_Information provided_
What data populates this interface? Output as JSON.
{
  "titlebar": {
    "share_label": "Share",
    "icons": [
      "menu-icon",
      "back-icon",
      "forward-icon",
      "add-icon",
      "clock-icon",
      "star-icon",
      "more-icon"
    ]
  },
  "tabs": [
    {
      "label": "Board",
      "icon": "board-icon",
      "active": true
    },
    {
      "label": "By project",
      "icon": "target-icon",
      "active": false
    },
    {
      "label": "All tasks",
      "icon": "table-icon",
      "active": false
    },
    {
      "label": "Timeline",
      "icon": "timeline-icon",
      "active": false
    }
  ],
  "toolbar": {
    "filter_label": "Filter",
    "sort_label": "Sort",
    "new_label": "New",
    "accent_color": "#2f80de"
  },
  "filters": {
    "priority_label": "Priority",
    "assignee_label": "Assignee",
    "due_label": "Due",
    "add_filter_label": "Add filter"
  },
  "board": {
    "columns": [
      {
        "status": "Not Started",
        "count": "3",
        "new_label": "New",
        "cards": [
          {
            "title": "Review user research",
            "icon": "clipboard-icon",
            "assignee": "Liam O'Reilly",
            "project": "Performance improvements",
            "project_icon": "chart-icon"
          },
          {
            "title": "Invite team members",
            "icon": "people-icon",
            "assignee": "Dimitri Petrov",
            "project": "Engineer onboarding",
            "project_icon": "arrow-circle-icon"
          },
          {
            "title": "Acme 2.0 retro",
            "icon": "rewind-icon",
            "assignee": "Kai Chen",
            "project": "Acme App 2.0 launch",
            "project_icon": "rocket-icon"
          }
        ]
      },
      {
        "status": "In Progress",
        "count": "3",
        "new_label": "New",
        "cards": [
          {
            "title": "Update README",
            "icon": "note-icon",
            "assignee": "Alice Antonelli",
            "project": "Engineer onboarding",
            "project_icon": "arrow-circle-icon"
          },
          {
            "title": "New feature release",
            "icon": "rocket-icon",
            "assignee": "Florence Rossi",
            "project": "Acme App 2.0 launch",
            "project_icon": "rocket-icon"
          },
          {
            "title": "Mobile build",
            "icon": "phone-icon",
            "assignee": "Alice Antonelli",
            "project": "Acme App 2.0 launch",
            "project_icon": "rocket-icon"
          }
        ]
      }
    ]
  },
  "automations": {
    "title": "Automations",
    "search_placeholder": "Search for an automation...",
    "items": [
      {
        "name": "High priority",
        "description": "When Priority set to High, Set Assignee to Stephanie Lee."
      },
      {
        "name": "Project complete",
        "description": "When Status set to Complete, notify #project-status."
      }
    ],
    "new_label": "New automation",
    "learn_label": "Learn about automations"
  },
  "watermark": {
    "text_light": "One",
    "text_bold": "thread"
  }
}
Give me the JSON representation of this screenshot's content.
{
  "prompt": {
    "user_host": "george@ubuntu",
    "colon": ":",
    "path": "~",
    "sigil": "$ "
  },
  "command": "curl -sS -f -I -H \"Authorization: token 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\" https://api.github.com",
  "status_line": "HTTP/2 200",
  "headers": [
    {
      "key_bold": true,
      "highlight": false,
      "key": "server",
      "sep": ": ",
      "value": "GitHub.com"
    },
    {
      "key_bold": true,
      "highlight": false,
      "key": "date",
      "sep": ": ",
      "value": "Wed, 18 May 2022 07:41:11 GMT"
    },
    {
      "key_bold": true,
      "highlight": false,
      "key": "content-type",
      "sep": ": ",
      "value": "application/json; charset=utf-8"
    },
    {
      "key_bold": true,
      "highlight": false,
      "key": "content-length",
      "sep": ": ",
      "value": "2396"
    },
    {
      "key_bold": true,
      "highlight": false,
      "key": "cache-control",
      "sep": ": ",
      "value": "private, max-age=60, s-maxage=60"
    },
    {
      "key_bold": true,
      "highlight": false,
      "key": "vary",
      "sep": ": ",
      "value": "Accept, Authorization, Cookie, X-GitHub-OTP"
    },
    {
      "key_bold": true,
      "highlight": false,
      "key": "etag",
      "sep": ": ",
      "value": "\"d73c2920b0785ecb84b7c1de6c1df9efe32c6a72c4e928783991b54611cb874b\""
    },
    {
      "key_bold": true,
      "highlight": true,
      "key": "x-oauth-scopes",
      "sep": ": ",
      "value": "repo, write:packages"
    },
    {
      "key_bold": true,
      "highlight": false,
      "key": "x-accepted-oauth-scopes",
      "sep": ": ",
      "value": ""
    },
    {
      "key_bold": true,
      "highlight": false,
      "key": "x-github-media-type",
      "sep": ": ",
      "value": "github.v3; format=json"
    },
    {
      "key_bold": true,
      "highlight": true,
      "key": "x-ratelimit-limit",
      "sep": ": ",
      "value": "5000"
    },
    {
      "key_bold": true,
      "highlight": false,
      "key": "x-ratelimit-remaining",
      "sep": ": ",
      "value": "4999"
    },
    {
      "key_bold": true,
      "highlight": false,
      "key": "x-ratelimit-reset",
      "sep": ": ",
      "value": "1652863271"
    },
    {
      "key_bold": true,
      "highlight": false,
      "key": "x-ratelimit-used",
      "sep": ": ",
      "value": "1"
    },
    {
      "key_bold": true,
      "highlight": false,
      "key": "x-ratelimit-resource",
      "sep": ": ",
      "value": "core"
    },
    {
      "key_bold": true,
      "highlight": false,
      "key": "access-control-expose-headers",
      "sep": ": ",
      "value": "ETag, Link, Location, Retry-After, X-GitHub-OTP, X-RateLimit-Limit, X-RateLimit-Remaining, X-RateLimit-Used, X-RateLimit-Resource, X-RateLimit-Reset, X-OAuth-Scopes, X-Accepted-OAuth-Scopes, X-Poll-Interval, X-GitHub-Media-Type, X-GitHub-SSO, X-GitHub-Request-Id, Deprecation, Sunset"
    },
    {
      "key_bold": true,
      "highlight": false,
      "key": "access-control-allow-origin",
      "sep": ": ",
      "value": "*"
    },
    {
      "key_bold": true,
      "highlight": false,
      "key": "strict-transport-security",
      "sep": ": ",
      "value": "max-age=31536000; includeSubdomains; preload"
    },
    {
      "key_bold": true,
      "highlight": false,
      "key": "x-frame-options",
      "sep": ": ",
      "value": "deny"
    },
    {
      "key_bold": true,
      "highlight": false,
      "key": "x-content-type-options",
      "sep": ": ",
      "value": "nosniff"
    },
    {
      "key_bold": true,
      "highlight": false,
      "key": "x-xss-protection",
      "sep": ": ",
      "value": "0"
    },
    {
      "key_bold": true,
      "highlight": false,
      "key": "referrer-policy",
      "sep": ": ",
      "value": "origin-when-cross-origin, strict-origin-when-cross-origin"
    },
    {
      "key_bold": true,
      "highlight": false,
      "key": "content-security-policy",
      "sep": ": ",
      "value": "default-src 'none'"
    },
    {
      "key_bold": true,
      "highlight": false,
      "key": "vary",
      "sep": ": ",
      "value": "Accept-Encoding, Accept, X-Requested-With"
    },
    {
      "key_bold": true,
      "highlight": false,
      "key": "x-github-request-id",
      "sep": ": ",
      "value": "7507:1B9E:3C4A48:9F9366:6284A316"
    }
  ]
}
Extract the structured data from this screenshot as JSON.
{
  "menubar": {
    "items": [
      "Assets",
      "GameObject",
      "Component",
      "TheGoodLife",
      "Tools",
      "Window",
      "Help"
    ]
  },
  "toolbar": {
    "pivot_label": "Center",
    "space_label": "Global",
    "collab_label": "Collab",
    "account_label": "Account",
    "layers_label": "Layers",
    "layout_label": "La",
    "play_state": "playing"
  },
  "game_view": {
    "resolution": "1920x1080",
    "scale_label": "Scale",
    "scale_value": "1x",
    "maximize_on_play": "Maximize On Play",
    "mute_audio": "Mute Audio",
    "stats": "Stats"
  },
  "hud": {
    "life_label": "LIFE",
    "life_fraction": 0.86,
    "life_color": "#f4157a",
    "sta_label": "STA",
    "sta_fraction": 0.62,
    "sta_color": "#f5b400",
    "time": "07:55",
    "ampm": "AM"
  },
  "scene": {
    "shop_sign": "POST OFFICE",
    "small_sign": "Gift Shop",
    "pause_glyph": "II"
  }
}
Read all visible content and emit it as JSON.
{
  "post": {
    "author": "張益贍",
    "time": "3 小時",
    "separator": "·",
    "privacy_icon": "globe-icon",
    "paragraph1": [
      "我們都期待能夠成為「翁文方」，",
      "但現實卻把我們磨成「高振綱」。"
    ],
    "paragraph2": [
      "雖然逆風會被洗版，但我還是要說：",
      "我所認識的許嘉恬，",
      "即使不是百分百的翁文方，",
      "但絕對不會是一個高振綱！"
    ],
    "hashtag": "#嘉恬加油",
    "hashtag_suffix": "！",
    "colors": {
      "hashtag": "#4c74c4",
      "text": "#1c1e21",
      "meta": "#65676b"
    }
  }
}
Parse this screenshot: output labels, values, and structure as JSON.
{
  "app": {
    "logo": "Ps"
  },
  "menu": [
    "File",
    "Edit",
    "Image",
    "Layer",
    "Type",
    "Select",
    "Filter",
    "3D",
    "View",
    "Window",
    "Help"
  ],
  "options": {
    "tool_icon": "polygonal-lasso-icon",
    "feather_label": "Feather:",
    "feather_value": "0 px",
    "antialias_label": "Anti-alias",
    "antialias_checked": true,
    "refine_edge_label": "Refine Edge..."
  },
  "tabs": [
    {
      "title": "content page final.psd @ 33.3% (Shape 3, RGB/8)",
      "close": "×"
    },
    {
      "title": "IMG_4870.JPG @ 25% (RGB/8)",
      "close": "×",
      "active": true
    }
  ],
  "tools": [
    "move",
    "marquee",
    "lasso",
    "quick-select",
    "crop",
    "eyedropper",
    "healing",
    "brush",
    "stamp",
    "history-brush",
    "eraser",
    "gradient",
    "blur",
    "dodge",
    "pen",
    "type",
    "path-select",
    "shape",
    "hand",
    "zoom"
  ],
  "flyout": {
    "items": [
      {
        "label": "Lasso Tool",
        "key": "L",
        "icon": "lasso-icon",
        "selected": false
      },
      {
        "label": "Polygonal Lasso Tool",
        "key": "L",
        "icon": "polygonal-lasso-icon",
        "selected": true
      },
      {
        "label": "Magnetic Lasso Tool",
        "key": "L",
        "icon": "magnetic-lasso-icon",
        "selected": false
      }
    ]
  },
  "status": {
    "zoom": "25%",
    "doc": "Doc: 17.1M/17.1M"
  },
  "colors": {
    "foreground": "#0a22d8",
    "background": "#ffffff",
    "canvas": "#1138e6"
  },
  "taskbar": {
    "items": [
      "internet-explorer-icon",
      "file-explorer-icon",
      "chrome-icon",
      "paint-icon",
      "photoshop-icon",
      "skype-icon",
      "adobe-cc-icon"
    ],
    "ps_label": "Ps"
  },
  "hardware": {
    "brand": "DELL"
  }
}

_Problem to solve_
Check all the records above and select each line where the string "headers" is found.

_Task answer_
  "headers": [
      "key": "access-control-expose-headers",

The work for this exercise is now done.